■ **Problem to solve**
Write out every one of the following entries line by line, reproducing each character without any change.

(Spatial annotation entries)
###

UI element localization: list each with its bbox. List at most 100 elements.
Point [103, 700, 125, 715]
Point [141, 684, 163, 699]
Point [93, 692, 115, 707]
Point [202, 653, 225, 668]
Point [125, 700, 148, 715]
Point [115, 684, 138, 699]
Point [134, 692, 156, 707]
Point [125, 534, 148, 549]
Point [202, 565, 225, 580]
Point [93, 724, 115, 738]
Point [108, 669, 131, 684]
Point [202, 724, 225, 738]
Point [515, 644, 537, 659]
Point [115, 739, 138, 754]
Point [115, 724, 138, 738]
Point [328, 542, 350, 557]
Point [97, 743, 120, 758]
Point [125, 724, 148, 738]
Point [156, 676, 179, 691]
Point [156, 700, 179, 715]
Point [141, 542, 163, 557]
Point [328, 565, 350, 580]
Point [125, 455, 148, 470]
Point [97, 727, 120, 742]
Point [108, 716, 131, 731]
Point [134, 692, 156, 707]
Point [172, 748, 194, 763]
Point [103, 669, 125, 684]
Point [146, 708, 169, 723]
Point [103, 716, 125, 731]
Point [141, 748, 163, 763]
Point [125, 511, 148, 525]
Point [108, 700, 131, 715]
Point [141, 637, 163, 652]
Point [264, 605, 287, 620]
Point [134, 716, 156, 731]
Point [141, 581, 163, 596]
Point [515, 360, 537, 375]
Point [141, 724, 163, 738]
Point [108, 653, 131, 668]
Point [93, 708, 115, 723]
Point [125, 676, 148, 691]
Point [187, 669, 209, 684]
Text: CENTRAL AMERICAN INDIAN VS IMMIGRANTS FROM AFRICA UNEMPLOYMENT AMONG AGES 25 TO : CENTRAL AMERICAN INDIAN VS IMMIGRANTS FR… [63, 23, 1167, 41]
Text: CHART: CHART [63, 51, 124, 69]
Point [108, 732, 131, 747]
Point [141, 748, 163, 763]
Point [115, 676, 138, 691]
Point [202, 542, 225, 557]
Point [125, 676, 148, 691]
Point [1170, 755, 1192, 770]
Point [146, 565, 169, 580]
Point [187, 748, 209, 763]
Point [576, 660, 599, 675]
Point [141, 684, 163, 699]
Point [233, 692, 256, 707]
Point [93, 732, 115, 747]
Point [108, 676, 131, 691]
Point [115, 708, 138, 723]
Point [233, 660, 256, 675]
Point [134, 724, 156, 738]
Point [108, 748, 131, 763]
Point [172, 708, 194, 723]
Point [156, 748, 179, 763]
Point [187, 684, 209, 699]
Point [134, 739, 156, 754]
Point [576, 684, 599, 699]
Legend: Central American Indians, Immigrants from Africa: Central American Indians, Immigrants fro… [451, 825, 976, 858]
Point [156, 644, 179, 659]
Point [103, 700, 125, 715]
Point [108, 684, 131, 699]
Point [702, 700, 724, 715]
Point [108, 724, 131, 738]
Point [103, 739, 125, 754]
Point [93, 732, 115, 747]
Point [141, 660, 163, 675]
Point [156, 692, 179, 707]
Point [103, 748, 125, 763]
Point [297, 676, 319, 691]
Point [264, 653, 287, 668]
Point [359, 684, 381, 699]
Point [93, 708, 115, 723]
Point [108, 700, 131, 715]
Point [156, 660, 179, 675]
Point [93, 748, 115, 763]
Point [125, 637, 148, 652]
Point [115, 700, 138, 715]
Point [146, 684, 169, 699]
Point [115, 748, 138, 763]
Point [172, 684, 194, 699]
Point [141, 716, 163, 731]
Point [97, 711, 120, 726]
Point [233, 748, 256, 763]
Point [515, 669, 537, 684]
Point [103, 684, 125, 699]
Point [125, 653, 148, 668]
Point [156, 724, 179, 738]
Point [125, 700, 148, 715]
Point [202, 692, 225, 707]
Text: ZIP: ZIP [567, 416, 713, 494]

###

■ **Correct output**
UI element localization: list each with its bbox. List at most 100 elements.
Point [103, 700, 125, 715]
Point [141, 684, 163, 699]
Point [93, 692, 115, 707]
Point [202, 653, 225, 668]
Point [125, 700, 148, 715]
Point [115, 684, 138, 699]
Point [134, 692, 156, 707]
Point [125, 534, 148, 549]
Point [202, 565, 225, 580]
Point [93, 724, 115, 738]
Point [108, 669, 131, 684]
Point [202, 724, 225, 738]
Point [515, 644, 537, 659]
Point [115, 739, 138, 754]
Point [115, 724, 138, 738]
Point [328, 542, 350, 557]
Point [97, 743, 120, 758]
Point [125, 724, 148, 738]
Point [156, 676, 179, 691]
Point [156, 700, 179, 715]
Point [141, 542, 163, 557]
Point [328, 565, 350, 580]
Point [125, 455, 148, 470]
Point [97, 727, 120, 742]
Point [108, 716, 131, 731]
Point [134, 692, 156, 707]
Point [172, 748, 194, 763]
Point [103, 669, 125, 684]
Point [146, 708, 169, 723]
Point [103, 716, 125, 731]
Point [141, 748, 163, 763]
Point [125, 511, 148, 525]
Point [108, 700, 131, 715]
Point [141, 637, 163, 652]
Point [264, 605, 287, 620]
Point [134, 716, 156, 731]
Point [141, 581, 163, 596]
Point [515, 360, 537, 375]
Point [141, 724, 163, 738]
Point [108, 653, 131, 668]
Point [93, 708, 115, 723]
Point [125, 676, 148, 691]
Point [187, 669, 209, 684]
Text: CENTRAL AMERICAN INDIAN VS IMMIGRANTS FROM AFRICA UNEMPLOYMENT AMONG AGES 25 TO : CENTRAL AMERICAN INDIAN VS IMMIGRANTS FR… [63, 23, 1167, 41]
Text: CHART: CHART [63, 51, 124, 69]
Point [108, 732, 131, 747]
Point [141, 748, 163, 763]
Point [115, 676, 138, 691]
Point [202, 542, 225, 557]
Point [125, 676, 148, 691]
Point [1170, 755, 1192, 770]
Point [146, 565, 169, 580]
Point [187, 748, 209, 763]
Point [576, 660, 599, 675]
Point [141, 684, 163, 699]
Point [233, 692, 256, 707]
Point [93, 732, 115, 747]
Point [108, 676, 131, 691]
Point [115, 708, 138, 723]
Point [233, 660, 256, 675]
Point [134, 724, 156, 738]
Point [108, 748, 131, 763]
Point [172, 708, 194, 723]
Point [156, 748, 179, 763]
Point [187, 684, 209, 699]
Point [134, 739, 156, 754]
Point [576, 684, 599, 699]
Legend: Central American Indians, Immigrants from Africa: Central American Indians, Immigrants fro… [451, 825, 976, 858]
Point [156, 644, 179, 659]
Point [103, 700, 125, 715]
Point [108, 684, 131, 699]
Point [702, 700, 724, 715]
Point [108, 724, 131, 738]
Point [103, 739, 125, 754]
Point [93, 732, 115, 747]
Point [141, 660, 163, 675]
Point [156, 692, 179, 707]
Point [103, 748, 125, 763]
Point [297, 676, 319, 691]
Point [264, 653, 287, 668]
Point [359, 684, 381, 699]
Point [93, 708, 115, 723]
Point [108, 700, 131, 715]
Point [156, 660, 179, 675]
Point [93, 748, 115, 763]
Point [125, 637, 148, 652]
Point [115, 700, 138, 715]
Point [146, 684, 169, 699]
Point [115, 748, 138, 763]
Point [172, 684, 194, 699]
Point [141, 716, 163, 731]
Point [97, 711, 120, 726]
Point [233, 748, 256, 763]
Point [515, 669, 537, 684]
Point [103, 684, 125, 699]
Point [125, 653, 148, 668]
Point [156, 724, 179, 738]
Point [125, 700, 148, 715]
Point [202, 692, 225, 707]
Text: ZIP: ZIP [567, 416, 713, 494]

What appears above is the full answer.